**Task goal**
Identify and reproduce every line holding the string "name".

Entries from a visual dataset
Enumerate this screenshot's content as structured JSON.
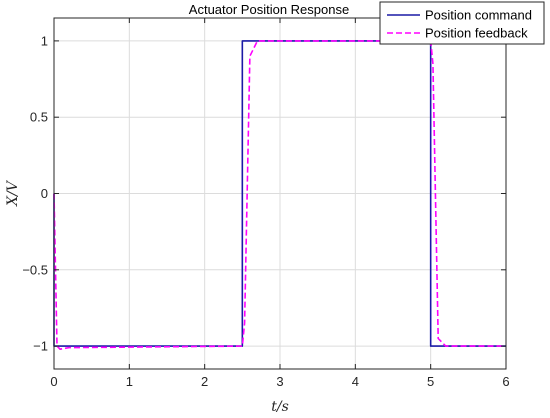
{
  "chart_data": {
    "type": "line",
    "title": "Actuator Position Response",
    "xlabel": "t/s",
    "ylabel": "X/V",
    "xlim": [
      0,
      6
    ],
    "ylim": [
      -1.15,
      1.15
    ],
    "x_ticks": [
      0,
      1,
      2,
      3,
      4,
      5,
      6
    ],
    "x_tick_labels": [
      "0",
      "1",
      "2",
      "3",
      "4",
      "5",
      "6"
    ],
    "y_ticks": [
      -1,
      -0.5,
      0,
      0.5,
      1
    ],
    "y_tick_labels": [
      "−1",
      "−0.5",
      "0",
      "0.5",
      "1"
    ],
    "grid": true,
    "legend_position": "top-right",
    "series": [
      {
        "name": "Position command",
        "color": "#1a1aa6",
        "style": "solid",
        "x": [
          0,
          0,
          2.5,
          2.5,
          5.0,
          5.0,
          6.0
        ],
        "y": [
          0,
          -1,
          -1,
          1,
          1,
          -1,
          -1
        ]
      },
      {
        "name": "Position feedback",
        "color": "#ff00ff",
        "style": "dashed",
        "x": [
          0,
          0.04,
          0.08,
          0.2,
          2.5,
          2.53,
          2.6,
          2.7,
          5.0,
          5.03,
          5.1,
          5.2,
          6.0
        ],
        "y": [
          0,
          -1.0,
          -1.02,
          -1.01,
          -1.0,
          -0.85,
          0.9,
          1.0,
          1.0,
          0.85,
          -0.95,
          -1.0,
          -1.0
        ]
      }
    ]
  }
}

**Solution to this exercise**
        "name": "Position command",
        "name": "Position feedback",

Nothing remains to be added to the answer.